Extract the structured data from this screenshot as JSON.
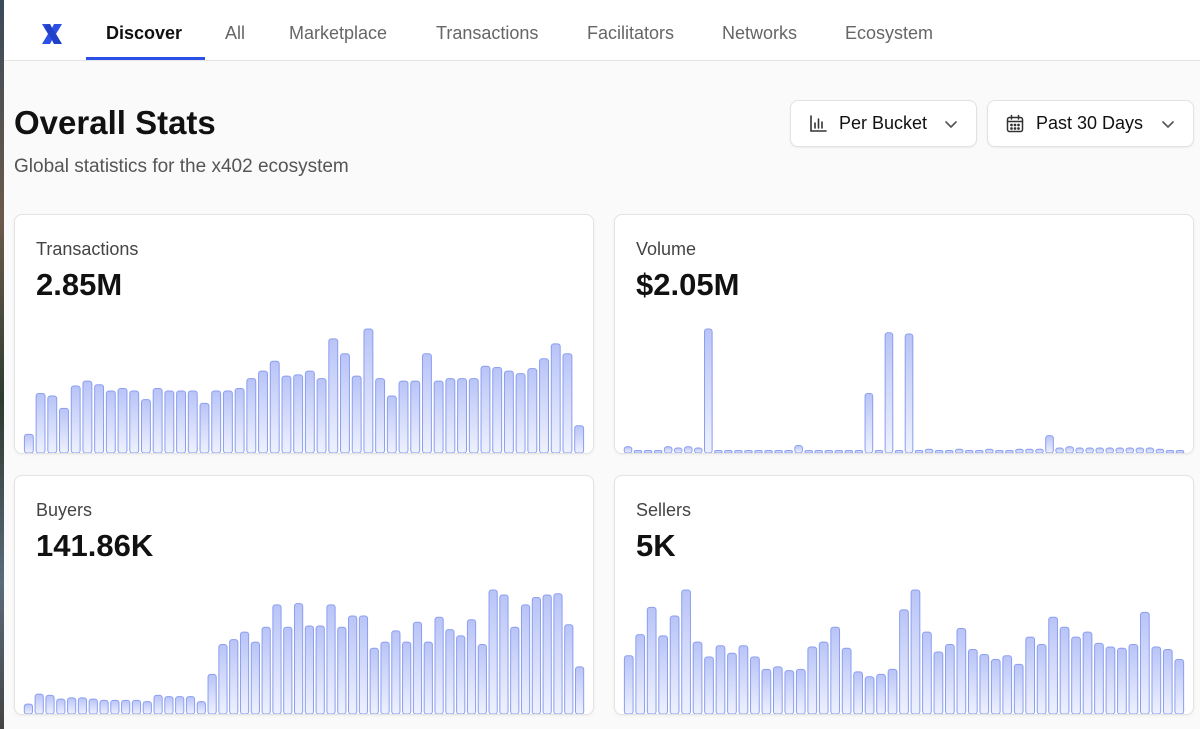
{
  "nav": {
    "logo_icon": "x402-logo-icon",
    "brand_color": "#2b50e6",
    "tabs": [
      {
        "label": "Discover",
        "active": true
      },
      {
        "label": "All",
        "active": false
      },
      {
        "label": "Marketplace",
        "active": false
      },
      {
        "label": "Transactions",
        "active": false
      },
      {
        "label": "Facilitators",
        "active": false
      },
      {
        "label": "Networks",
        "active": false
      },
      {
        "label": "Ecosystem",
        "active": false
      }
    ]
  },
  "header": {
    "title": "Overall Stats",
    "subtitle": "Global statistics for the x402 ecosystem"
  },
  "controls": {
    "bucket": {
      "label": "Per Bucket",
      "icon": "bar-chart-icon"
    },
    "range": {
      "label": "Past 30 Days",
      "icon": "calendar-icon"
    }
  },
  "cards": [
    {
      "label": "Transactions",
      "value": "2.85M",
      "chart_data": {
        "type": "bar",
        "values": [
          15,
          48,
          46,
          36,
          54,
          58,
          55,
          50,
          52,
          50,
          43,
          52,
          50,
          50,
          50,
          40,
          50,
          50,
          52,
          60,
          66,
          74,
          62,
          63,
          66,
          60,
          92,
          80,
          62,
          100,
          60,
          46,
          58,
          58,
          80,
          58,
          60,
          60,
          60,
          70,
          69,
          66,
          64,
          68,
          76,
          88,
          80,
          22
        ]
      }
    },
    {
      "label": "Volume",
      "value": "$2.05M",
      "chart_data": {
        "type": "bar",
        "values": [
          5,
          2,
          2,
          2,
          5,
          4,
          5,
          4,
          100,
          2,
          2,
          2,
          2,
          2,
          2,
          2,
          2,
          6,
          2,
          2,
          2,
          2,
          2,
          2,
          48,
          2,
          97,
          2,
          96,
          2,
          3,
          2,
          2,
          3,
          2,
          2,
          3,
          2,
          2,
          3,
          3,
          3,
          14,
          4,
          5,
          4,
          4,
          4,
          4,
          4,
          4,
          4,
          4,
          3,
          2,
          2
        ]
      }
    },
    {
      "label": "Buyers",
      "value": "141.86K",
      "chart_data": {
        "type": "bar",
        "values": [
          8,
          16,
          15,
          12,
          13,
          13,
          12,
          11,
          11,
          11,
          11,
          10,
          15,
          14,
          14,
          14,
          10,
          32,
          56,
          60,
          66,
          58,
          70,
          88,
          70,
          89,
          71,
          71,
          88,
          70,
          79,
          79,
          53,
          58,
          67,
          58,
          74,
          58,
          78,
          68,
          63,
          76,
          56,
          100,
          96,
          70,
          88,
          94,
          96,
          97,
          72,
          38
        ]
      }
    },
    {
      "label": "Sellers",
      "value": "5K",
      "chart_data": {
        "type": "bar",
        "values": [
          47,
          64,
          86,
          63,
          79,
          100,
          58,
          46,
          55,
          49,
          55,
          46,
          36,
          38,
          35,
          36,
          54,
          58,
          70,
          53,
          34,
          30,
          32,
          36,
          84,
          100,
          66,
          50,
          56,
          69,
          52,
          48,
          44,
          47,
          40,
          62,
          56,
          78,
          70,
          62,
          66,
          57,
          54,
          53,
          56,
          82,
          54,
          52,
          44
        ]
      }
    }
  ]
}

◆ ◆ ◆

- GOAL OF THE EXERCISE -
Every entry above is to be set down exactly; the pictures are to be left out.

- TASK RESULT -
Extract the structured data from this screenshot as JSON.
{
  "nav": {
    "logo_icon": "x402-logo-icon",
    "brand_color": "#2b50e6",
    "tabs": [
      {
        "label": "Discover",
        "active": true
      },
      {
        "label": "All",
        "active": false
      },
      {
        "label": "Marketplace",
        "active": false
      },
      {
        "label": "Transactions",
        "active": false
      },
      {
        "label": "Facilitators",
        "active": false
      },
      {
        "label": "Networks",
        "active": false
      },
      {
        "label": "Ecosystem",
        "active": false
      }
    ]
  },
  "header": {
    "title": "Overall Stats",
    "subtitle": "Global statistics for the x402 ecosystem"
  },
  "controls": {
    "bucket": {
      "label": "Per Bucket",
      "icon": "bar-chart-icon"
    },
    "range": {
      "label": "Past 30 Days",
      "icon": "calendar-icon"
    }
  },
  "cards": [
    {
      "label": "Transactions",
      "value": "2.85M",
      "chart_data": {
        "type": "bar",
        "values": [
          15,
          48,
          46,
          36,
          54,
          58,
          55,
          50,
          52,
          50,
          43,
          52,
          50,
          50,
          50,
          40,
          50,
          50,
          52,
          60,
          66,
          74,
          62,
          63,
          66,
          60,
          92,
          80,
          62,
          100,
          60,
          46,
          58,
          58,
          80,
          58,
          60,
          60,
          60,
          70,
          69,
          66,
          64,
          68,
          76,
          88,
          80,
          22
        ]
      }
    },
    {
      "label": "Volume",
      "value": "$2.05M",
      "chart_data": {
        "type": "bar",
        "values": [
          5,
          2,
          2,
          2,
          5,
          4,
          5,
          4,
          100,
          2,
          2,
          2,
          2,
          2,
          2,
          2,
          2,
          6,
          2,
          2,
          2,
          2,
          2,
          2,
          48,
          2,
          97,
          2,
          96,
          2,
          3,
          2,
          2,
          3,
          2,
          2,
          3,
          2,
          2,
          3,
          3,
          3,
          14,
          4,
          5,
          4,
          4,
          4,
          4,
          4,
          4,
          4,
          4,
          3,
          2,
          2
        ]
      }
    },
    {
      "label": "Buyers",
      "value": "141.86K",
      "chart_data": {
        "type": "bar",
        "values": [
          8,
          16,
          15,
          12,
          13,
          13,
          12,
          11,
          11,
          11,
          11,
          10,
          15,
          14,
          14,
          14,
          10,
          32,
          56,
          60,
          66,
          58,
          70,
          88,
          70,
          89,
          71,
          71,
          88,
          70,
          79,
          79,
          53,
          58,
          67,
          58,
          74,
          58,
          78,
          68,
          63,
          76,
          56,
          100,
          96,
          70,
          88,
          94,
          96,
          97,
          72,
          38
        ]
      }
    },
    {
      "label": "Sellers",
      "value": "5K",
      "chart_data": {
        "type": "bar",
        "values": [
          47,
          64,
          86,
          63,
          79,
          100,
          58,
          46,
          55,
          49,
          55,
          46,
          36,
          38,
          35,
          36,
          54,
          58,
          70,
          53,
          34,
          30,
          32,
          36,
          84,
          100,
          66,
          50,
          56,
          69,
          52,
          48,
          44,
          47,
          40,
          62,
          56,
          78,
          70,
          62,
          66,
          57,
          54,
          53,
          56,
          82,
          54,
          52,
          44
        ]
      }
    }
  ]
}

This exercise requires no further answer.